Stated problem =>
Return the material below in full and exactly.

Supplied entries =>
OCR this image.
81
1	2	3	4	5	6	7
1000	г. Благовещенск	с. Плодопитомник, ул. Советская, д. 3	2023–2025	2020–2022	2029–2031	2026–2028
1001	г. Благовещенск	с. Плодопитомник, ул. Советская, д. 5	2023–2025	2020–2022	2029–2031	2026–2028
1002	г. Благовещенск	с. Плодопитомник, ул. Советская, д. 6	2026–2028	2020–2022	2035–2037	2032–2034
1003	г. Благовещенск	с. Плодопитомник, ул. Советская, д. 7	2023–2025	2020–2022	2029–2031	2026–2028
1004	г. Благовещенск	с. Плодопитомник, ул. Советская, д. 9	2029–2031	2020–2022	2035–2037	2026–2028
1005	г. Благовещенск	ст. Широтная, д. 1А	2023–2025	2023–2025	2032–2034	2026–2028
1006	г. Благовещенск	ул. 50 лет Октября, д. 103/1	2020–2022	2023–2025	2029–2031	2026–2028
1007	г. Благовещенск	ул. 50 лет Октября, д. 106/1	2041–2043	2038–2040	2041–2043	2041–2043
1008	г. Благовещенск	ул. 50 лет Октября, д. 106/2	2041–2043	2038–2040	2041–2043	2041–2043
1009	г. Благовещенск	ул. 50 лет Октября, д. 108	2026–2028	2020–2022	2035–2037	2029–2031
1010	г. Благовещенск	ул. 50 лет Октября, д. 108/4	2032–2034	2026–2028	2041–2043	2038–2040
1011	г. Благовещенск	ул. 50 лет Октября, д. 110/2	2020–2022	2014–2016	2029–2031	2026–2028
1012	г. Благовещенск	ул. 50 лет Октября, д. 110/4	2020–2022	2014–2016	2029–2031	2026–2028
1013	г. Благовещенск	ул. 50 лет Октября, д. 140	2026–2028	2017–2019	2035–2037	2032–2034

Result of the task =>
OCR this image.
81
1	2	3	4	5	6	7
1000	г. Благовещенск	с. Плодопитомник, ул. Советская, д. 3	2023–2025	2020–2022	2029–2031	2026–2028
1001	г. Благовещенск	с. Плодопитомник, ул. Советская, д. 5	2023–2025	2020–2022	2029–2031	2026–2028
1002	г. Благовещенск	с. Плодопитомник, ул. Советская, д. 6	2026–2028	2020–2022	2035–2037	2032–2034
1003	г. Благовещенск	с. Плодопитомник, ул. Советская, д. 7	2023–2025	2020–2022	2029–2031	2026–2028
1004	г. Благовещенск	с. Плодопитомник, ул. Советская, д. 9	2029–2031	2020–2022	2035–2037	2026–2028
1005	г. Благовещенск	ст. Широтная, д. 1А	2023–2025	2023–2025	2032–2034	2026–2028
1006	г. Благовещенск	ул. 50 лет Октября, д. 103/1	2020–2022	2023–2025	2029–2031	2026–2028
1007	г. Благовещенск	ул. 50 лет Октября, д. 106/1	2041–2043	2038–2040	2041–2043	2041–2043
1008	г. Благовещенск	ул. 50 лет Октября, д. 106/2	2041–2043	2038–2040	2041–2043	2041–2043
1009	г. Благовещенск	ул. 50 лет Октября, д. 108	2026–2028	2020–2022	2035–2037	2029–2031
1010	г. Благовещенск	ул. 50 лет Октября, д. 108/4	2032–2034	2026–2028	2041–2043	2038–2040
1011	г. Благовещенск	ул. 50 лет Октября, д. 110/2	2020–2022	2014–2016	2029–2031	2026–2028
1012	г. Благовещенск	ул. 50 лет Октября, д. 110/4	2020–2022	2014–2016	2029–2031	2026–2028
1013	г. Благовещенск	ул. 50 лет Октября, д. 140	2026–2028	2017–2019	2035–2037	2032–2034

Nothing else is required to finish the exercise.